All the entries need to be quoted exactly, apart from the pictures, which you should drop.

§ **Collection entries**:
####
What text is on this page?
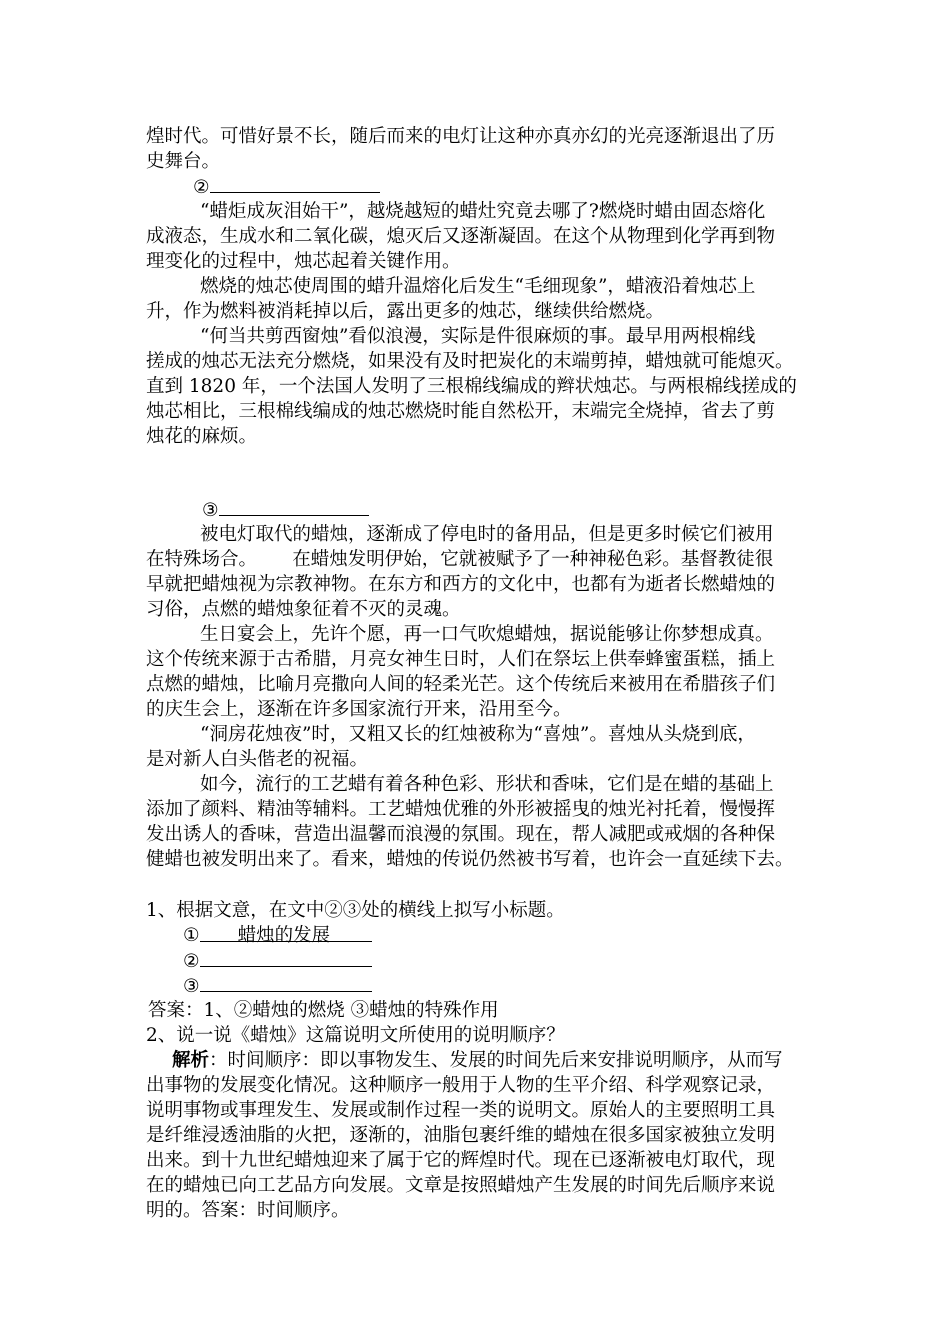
煌时代。可惜好景不长，随后而来的电灯让这种亦真亦幻的光亮逐渐退出了历
史舞台。
②
“蜡炬成灰泪始干”，越烧越短的蜡灶究竟去哪了?燃烧时蜡由固态熔化
成液态，生成水和二氧化碳，熄灭后又逐渐凝固。在这个从物理到化学再到物
理变化的过程中，烛芯起着关键作用。
燃烧的烛芯使周围的蜡升温熔化后发生“毛细现象”，蜡液沿着烛芯上
升，作为燃料被消耗掉以后，露出更多的烛芯，继续供给燃烧。
“何当共剪西窗烛”看似浪漫，实际是件很麻烦的事。最早用两根棉线
搓成的烛芯无法充分燃烧，如果没有及时把炭化的末端剪掉，蜡烛就可能熄灭。
直到 1820 年，一个法国人发明了三根棉线编成的辫状烛芯。与两根棉线搓成的
烛芯相比，三根棉线编成的烛芯燃烧时能自然松开，末端完全烧掉，省去了剪
烛花的麻烦。
③
被电灯取代的蜡烛，逐渐成了停电时的备用品，但是更多时候它们被用
在特殊场合。      在蜡烛发明伊始，它就被赋予了一种神秘色彩。基督教徒很
早就把蜡烛视为宗教神物。在东方和西方的文化中，也都有为逝者长燃蜡烛的
习俗，点燃的蜡烛象征着不灭的灵魂。
生日宴会上，先许个愿，再一口气吹熄蜡烛，据说能够让你梦想成真。
这个传统来源于古希腊，月亮女神生日时，人们在祭坛上供奉蜂蜜蛋糕，插上
点燃的蜡烛，比喻月亮撒向人间的轻柔光芒。这个传统后来被用在希腊孩子们
的庆生会上，逐渐在许多国家流行开来，沿用至今。
“洞房花烛夜”时，又粗又长的红烛被称为“喜烛”。喜烛从头烧到底，
是对新人白头偕老的祝福。
如今，流行的工艺蜡有着各种色彩、形状和香味，它们是在蜡的基础上
添加了颜料、精油等辅料。工艺蜡烛优雅的外形被摇曳的烛光衬托着，慢慢挥
发出诱人的香味，营造出温馨而浪漫的氛围。现在，帮人减肥或戒烟的各种保
健蜡也被发明出来了。看来，蜡烛的传说仍然被书写着，也许会一直延续下去。
1、根据文意，在文中②③处的横线上拟写小标题。
① 蜡烛的发展
②
③
答案：1、②蜡烛的燃烧 ③蜡烛的特殊作用
2、说一说《蜡烛》这篇说明文所使用的说明顺序？
解析：时间顺序：即以事物发生、发展的时间先后来安排说明顺序，从而写
出事物的发展变化情况。这种顺序一般用于人物的生平介绍、科学观察记录，
说明事物或事理发生、发展或制作过程一类的说明文。原始人的主要照明工具
是纤维浸透油脂的火把，逐渐的，油脂包裹纤维的蜡烛在很多国家被独立发明
出来。到十九世纪蜡烛迎来了属于它的辉煌时代。现在已逐渐被电灯取代，现
在的蜡烛已向工艺品方向发展。文章是按照蜡烛产生发展的时间先后顺序来说
明的。答案：时间顺序。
####
§ **TASK RESPONSE**:
What text is on this page?
煌时代。可惜好景不长，随后而来的电灯让这种亦真亦幻的光亮逐渐退出了历
史舞台。
②
“蜡炬成灰泪始干”，越烧越短的蜡灶究竟去哪了?燃烧时蜡由固态熔化
成液态，生成水和二氧化碳，熄灭后又逐渐凝固。在这个从物理到化学再到物
理变化的过程中，烛芯起着关键作用。
燃烧的烛芯使周围的蜡升温熔化后发生“毛细现象”，蜡液沿着烛芯上
升，作为燃料被消耗掉以后，露出更多的烛芯，继续供给燃烧。
“何当共剪西窗烛”看似浪漫，实际是件很麻烦的事。最早用两根棉线
搓成的烛芯无法充分燃烧，如果没有及时把炭化的末端剪掉，蜡烛就可能熄灭。
直到 1820 年，一个法国人发明了三根棉线编成的辫状烛芯。与两根棉线搓成的
烛芯相比，三根棉线编成的烛芯燃烧时能自然松开，末端完全烧掉，省去了剪
烛花的麻烦。
③
被电灯取代的蜡烛，逐渐成了停电时的备用品，但是更多时候它们被用
在特殊场合。      在蜡烛发明伊始，它就被赋予了一种神秘色彩。基督教徒很
早就把蜡烛视为宗教神物。在东方和西方的文化中，也都有为逝者长燃蜡烛的
习俗，点燃的蜡烛象征着不灭的灵魂。
生日宴会上，先许个愿，再一口气吹熄蜡烛，据说能够让你梦想成真。
这个传统来源于古希腊，月亮女神生日时，人们在祭坛上供奉蜂蜜蛋糕，插上
点燃的蜡烛，比喻月亮撒向人间的轻柔光芒。这个传统后来被用在希腊孩子们
的庆生会上，逐渐在许多国家流行开来，沿用至今。
“洞房花烛夜”时，又粗又长的红烛被称为“喜烛”。喜烛从头烧到底，
是对新人白头偕老的祝福。
如今，流行的工艺蜡有着各种色彩、形状和香味，它们是在蜡的基础上
添加了颜料、精油等辅料。工艺蜡烛优雅的外形被摇曳的烛光衬托着，慢慢挥
发出诱人的香味，营造出温馨而浪漫的氛围。现在，帮人减肥或戒烟的各种保
健蜡也被发明出来了。看来，蜡烛的传说仍然被书写着，也许会一直延续下去。
1、根据文意，在文中②③处的横线上拟写小标题。
① 蜡烛的发展
②
③
答案：1、②蜡烛的燃烧 ③蜡烛的特殊作用
2、说一说《蜡烛》这篇说明文所使用的说明顺序？
解析：时间顺序：即以事物发生、发展的时间先后来安排说明顺序，从而写
出事物的发展变化情况。这种顺序一般用于人物的生平介绍、科学观察记录，
说明事物或事理发生、发展或制作过程一类的说明文。原始人的主要照明工具
是纤维浸透油脂的火把，逐渐的，油脂包裹纤维的蜡烛在很多国家被独立发明
出来。到十九世纪蜡烛迎来了属于它的辉煌时代。现在已逐渐被电灯取代，现
在的蜡烛已向工艺品方向发展。文章是按照蜡烛产生发展的时间先后顺序来说
明的。答案：时间顺序。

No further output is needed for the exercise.